begin MATERIAL FOR THIS TASK

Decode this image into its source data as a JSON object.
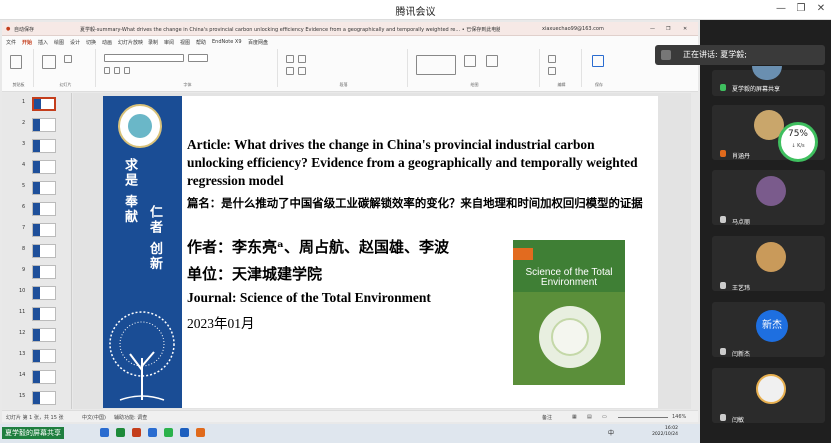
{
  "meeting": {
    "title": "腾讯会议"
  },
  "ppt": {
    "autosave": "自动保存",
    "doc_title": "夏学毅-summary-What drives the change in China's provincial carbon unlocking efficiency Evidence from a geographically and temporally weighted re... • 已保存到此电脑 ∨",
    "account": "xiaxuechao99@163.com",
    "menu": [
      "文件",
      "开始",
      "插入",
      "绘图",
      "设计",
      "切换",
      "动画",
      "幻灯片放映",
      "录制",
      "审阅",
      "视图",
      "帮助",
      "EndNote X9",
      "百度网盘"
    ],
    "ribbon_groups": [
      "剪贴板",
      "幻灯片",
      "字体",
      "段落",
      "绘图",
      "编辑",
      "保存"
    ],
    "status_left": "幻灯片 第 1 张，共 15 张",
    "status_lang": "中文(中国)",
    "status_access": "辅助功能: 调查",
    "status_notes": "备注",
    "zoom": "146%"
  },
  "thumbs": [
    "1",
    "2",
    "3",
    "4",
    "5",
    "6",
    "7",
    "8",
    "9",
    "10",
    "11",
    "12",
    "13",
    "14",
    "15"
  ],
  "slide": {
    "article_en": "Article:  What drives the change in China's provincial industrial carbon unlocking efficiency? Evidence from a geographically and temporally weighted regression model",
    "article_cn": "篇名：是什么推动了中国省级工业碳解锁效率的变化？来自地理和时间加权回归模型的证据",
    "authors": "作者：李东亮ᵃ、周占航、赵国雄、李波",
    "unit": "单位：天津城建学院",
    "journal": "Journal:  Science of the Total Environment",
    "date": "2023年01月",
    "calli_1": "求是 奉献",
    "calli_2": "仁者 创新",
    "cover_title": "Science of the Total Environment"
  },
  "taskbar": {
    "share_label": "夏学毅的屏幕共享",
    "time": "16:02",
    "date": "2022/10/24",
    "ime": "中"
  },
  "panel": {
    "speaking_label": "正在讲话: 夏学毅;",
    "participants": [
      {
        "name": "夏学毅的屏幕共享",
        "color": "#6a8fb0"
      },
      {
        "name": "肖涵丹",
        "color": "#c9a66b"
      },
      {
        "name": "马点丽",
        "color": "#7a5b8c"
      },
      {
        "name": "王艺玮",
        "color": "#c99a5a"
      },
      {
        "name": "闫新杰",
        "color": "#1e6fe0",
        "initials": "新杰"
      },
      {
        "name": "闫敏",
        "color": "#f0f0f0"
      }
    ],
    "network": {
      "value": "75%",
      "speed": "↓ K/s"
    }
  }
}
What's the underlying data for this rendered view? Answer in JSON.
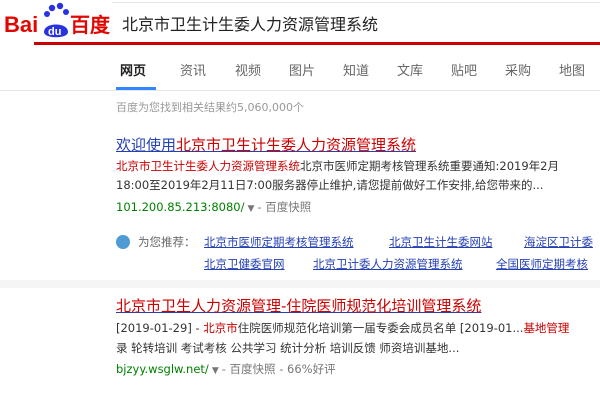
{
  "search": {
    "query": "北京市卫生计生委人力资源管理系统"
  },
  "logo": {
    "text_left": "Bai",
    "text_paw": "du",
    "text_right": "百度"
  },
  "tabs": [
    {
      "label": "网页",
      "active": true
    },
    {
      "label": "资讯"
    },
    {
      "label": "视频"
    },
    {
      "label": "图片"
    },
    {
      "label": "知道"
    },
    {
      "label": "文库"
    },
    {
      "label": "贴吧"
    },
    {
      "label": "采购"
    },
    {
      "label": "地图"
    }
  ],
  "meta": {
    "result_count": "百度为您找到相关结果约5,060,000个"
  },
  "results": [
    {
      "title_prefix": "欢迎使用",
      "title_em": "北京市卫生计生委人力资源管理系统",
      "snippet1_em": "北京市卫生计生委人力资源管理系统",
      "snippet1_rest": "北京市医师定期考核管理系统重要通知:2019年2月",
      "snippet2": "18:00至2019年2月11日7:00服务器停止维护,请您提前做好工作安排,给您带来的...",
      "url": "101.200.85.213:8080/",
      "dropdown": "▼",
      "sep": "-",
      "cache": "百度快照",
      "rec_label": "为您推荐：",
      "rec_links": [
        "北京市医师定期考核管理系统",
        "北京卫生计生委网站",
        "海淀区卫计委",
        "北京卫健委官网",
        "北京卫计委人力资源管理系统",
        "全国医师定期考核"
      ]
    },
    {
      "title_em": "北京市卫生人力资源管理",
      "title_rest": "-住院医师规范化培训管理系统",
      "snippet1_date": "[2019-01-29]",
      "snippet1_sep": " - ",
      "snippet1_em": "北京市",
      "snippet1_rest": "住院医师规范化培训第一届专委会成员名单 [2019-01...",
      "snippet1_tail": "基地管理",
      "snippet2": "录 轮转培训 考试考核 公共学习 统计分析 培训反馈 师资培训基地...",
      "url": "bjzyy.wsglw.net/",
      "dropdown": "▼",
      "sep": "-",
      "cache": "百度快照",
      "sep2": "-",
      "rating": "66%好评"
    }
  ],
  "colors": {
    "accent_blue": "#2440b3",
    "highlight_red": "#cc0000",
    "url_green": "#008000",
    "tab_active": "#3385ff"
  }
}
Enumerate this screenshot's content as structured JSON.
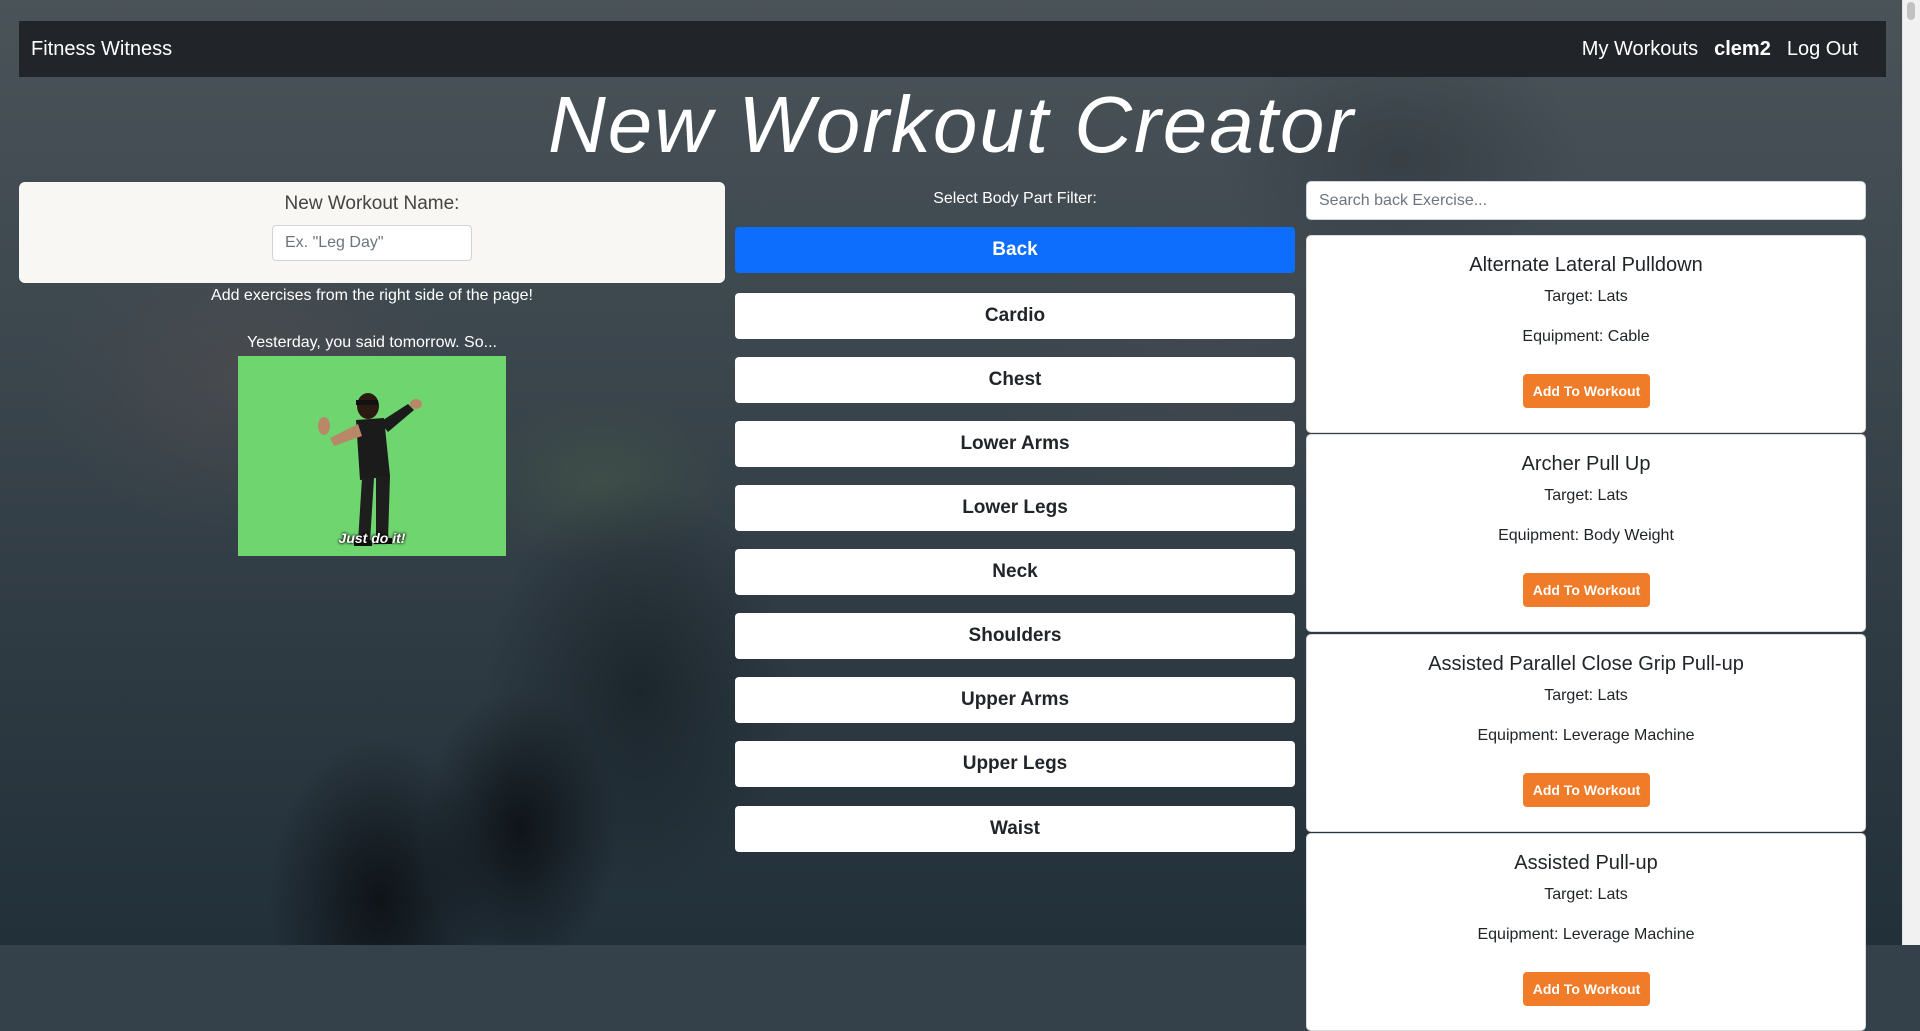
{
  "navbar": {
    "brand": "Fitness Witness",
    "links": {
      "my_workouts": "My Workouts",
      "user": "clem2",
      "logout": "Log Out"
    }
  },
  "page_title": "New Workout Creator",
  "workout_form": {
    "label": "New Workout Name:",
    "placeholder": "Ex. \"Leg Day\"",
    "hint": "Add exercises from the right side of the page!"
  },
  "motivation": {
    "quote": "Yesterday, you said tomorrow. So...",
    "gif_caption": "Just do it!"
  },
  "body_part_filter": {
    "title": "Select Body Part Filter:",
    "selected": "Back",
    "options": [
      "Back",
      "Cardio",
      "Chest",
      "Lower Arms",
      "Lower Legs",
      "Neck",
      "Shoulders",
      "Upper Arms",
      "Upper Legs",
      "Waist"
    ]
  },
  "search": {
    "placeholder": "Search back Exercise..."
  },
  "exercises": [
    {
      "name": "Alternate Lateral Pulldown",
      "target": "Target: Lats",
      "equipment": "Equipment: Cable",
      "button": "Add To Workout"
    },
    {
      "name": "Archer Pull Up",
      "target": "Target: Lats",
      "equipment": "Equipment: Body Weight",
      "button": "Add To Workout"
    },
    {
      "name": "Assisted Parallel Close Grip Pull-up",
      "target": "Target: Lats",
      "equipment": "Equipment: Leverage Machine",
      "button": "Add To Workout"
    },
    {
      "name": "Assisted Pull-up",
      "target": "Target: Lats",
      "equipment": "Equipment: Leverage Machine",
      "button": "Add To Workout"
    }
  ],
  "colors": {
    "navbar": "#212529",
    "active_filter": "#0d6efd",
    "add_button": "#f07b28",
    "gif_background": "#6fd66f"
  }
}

end MATERIAL FOR THIS TASK

* TASK GOAL: Show all lines in the entries above where the word "data" appears.

* COMPLETED TASK:
Decode this image into its source data as a JSON object.
What's the underlying data for this rendered view? Answer in JSON.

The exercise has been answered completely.